SET EXERCISE:
Give the number of lines in this listing that contain "JSON", with no other words.

(Dataset rows)
== == ==
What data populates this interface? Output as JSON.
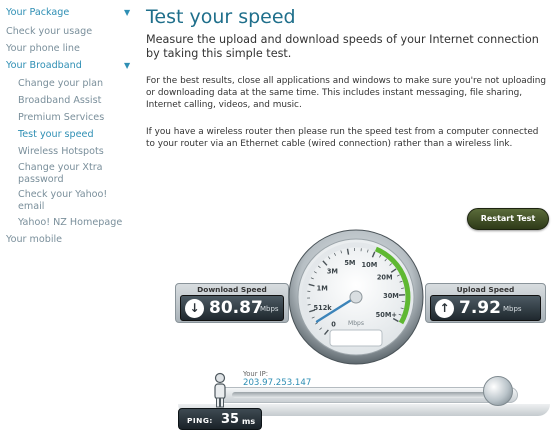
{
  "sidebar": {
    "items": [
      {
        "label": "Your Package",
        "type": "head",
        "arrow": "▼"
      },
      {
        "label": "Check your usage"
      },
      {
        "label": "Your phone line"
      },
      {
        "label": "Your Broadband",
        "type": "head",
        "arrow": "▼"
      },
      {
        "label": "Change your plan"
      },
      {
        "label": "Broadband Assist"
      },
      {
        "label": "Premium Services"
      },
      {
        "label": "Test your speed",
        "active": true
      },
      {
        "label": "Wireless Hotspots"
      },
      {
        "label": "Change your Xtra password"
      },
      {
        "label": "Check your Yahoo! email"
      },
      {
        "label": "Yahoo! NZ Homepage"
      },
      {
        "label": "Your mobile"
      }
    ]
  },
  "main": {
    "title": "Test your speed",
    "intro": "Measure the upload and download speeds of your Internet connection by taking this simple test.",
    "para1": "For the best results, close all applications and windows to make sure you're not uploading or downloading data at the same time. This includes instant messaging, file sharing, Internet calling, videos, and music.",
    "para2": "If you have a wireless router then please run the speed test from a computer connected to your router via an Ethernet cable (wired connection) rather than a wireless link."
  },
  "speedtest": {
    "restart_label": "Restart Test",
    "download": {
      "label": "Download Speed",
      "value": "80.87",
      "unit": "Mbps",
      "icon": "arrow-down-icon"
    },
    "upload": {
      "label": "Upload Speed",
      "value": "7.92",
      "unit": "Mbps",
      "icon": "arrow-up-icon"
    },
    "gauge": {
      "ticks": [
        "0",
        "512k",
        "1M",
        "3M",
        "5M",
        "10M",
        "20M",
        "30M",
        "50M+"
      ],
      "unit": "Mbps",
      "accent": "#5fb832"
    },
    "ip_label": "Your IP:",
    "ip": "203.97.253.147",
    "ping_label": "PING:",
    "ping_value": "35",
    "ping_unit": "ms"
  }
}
== == ==
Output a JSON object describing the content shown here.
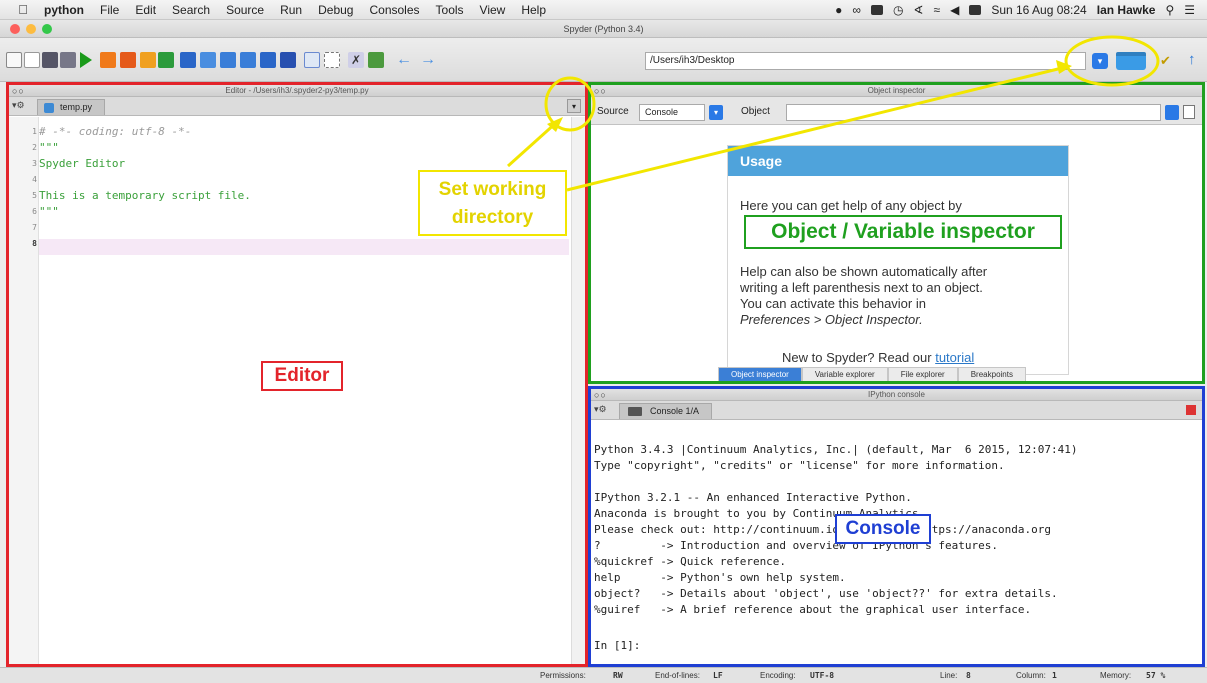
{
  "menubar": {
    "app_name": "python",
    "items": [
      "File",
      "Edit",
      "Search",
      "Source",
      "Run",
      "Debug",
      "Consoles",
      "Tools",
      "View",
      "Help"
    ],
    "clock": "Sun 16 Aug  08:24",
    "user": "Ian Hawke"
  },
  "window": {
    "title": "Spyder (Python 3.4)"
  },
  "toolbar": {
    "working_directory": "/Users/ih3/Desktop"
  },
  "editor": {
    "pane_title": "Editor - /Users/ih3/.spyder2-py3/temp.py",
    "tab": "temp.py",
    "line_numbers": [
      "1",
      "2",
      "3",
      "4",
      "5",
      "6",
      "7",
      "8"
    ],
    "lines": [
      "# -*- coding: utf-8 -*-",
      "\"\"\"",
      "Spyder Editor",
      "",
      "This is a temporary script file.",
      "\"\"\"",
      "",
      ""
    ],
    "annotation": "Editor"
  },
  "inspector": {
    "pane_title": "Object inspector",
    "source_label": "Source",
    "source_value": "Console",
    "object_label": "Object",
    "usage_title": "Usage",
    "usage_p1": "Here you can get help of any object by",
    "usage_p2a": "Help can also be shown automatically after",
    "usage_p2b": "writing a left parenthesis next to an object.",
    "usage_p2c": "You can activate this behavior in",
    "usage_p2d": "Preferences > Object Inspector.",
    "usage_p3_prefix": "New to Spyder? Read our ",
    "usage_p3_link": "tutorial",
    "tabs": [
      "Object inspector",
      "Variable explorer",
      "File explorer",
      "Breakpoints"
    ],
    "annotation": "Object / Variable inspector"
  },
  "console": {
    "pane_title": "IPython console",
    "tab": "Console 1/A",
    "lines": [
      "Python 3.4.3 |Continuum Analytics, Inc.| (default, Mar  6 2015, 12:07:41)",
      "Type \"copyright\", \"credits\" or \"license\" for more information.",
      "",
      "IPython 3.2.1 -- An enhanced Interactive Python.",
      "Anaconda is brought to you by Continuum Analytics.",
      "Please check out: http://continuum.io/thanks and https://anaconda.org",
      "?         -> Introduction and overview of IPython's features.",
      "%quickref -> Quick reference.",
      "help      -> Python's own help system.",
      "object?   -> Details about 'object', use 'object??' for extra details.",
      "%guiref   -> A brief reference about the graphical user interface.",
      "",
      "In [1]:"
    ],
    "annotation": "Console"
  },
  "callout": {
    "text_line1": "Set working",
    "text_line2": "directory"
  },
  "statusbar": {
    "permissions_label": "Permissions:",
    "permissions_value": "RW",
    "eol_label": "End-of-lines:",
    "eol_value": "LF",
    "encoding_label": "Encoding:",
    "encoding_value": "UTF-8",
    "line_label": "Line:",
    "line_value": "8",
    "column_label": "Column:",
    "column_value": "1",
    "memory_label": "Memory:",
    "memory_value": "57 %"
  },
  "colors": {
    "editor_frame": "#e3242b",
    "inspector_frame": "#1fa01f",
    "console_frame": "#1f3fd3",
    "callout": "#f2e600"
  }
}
== == ==
TASK ANSWER:
2